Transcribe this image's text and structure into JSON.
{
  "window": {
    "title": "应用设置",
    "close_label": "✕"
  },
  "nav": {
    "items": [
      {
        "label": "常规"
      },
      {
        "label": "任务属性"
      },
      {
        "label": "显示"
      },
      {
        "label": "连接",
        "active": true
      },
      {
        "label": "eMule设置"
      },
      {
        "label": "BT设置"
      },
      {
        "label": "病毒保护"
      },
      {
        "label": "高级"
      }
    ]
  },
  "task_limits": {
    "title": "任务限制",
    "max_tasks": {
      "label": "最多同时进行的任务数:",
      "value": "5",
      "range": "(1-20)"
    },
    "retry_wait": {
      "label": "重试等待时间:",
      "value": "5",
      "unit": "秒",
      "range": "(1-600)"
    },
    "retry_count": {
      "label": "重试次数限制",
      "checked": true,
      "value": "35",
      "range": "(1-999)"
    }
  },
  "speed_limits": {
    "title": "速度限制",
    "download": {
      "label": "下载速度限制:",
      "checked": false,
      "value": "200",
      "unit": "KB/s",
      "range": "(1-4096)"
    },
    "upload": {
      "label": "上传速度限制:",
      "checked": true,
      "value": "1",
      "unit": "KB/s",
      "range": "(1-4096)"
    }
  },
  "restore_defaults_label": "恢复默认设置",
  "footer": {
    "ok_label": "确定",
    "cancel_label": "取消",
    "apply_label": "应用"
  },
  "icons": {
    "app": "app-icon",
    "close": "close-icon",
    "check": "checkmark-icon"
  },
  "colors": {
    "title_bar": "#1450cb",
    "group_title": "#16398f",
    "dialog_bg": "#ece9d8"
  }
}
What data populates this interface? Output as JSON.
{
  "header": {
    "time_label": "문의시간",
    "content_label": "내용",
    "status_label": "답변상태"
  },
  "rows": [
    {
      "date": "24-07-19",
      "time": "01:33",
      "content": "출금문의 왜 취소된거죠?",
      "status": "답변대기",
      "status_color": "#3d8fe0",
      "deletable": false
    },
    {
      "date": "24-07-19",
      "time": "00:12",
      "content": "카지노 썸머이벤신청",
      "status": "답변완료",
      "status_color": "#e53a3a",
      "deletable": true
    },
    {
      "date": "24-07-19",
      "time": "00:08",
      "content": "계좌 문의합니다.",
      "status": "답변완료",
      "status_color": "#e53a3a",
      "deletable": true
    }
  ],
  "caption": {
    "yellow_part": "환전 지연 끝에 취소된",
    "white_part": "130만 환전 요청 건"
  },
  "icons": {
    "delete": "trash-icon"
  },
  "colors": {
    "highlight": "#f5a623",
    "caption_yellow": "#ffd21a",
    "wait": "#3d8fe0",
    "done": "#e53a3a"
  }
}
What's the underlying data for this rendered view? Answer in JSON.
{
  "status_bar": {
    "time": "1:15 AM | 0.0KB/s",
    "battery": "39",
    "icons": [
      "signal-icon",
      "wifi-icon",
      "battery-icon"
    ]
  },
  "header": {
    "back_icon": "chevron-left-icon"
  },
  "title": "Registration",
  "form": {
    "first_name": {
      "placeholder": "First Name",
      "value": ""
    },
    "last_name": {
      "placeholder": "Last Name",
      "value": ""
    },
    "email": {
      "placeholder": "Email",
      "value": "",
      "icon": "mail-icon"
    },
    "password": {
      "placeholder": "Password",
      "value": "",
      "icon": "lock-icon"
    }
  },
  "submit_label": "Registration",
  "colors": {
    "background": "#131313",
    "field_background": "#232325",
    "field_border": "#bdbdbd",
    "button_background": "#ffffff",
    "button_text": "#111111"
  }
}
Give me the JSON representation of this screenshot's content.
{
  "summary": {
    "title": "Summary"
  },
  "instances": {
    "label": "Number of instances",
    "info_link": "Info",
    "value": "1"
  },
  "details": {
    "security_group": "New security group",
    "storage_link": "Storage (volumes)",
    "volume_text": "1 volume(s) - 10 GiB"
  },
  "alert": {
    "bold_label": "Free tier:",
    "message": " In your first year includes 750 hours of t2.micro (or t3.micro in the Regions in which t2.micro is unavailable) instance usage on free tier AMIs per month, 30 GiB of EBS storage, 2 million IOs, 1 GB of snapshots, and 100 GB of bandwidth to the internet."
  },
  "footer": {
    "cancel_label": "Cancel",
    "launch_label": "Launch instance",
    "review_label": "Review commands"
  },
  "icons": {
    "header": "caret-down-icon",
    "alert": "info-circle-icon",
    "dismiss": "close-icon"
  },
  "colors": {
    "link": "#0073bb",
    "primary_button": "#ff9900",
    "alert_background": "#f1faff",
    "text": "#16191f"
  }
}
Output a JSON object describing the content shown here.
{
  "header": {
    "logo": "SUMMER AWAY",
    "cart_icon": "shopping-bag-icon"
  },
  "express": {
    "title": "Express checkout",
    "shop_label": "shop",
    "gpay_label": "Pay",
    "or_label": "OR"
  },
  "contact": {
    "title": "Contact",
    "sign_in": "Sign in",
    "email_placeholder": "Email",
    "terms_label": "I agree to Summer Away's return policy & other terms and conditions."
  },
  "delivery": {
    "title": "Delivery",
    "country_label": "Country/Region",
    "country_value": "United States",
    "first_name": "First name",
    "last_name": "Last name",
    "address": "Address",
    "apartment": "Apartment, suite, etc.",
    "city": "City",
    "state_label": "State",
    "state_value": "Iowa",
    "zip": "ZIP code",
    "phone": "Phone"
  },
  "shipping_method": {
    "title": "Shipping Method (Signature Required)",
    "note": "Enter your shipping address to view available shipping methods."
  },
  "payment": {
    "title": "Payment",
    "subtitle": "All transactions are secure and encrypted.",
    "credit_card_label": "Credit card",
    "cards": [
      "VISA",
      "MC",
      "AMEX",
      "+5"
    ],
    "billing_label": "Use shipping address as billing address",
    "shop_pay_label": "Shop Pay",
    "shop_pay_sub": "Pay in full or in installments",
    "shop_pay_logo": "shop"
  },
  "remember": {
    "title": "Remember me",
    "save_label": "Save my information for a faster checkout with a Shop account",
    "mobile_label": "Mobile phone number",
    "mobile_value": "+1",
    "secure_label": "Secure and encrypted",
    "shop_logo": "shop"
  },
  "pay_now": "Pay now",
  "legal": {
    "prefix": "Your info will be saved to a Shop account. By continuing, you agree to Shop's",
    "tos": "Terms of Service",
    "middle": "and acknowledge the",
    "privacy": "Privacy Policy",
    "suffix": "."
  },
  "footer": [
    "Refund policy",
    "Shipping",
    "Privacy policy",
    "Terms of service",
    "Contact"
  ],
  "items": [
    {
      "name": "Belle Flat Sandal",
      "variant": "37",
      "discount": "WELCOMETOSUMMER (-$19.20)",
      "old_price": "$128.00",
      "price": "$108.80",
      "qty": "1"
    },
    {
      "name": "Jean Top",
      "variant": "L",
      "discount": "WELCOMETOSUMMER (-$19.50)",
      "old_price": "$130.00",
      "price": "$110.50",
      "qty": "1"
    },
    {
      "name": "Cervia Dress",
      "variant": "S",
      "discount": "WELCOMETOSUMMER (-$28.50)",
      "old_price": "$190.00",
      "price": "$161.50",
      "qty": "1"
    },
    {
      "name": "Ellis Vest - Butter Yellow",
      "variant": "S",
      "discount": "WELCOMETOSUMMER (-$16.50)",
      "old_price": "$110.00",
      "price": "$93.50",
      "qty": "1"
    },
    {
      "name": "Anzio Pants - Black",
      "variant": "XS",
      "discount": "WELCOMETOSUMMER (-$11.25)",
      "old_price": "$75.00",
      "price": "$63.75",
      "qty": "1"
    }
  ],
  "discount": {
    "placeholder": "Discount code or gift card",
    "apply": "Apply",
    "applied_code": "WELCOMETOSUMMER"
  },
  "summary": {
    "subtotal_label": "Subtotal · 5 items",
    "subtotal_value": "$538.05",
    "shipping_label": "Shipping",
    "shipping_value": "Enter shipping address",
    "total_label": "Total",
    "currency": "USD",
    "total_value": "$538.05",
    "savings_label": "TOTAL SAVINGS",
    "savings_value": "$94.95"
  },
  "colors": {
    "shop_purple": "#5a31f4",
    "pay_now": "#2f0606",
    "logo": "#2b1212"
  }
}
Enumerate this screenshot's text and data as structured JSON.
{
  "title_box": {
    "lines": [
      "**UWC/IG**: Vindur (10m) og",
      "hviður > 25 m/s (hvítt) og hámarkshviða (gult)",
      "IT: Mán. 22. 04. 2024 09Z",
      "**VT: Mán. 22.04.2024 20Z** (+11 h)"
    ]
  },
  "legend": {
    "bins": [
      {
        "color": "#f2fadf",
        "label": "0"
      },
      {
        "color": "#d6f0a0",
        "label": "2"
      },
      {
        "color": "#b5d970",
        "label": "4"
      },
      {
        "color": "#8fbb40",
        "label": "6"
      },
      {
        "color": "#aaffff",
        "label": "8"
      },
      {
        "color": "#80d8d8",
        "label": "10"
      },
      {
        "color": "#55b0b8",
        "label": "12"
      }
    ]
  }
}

• **Instructions for the task**
Extract every line that has the string "this" in it.

• **Worked answer**
Transcribe this image's text and structure into JSON.
What data populates this interface? Output as JSON.
What's the underlying data for this rendered view? Answer in JSON.
Give me the JSON representation of this screenshot's content.
Enumerate this screenshot's text and data as structured JSON.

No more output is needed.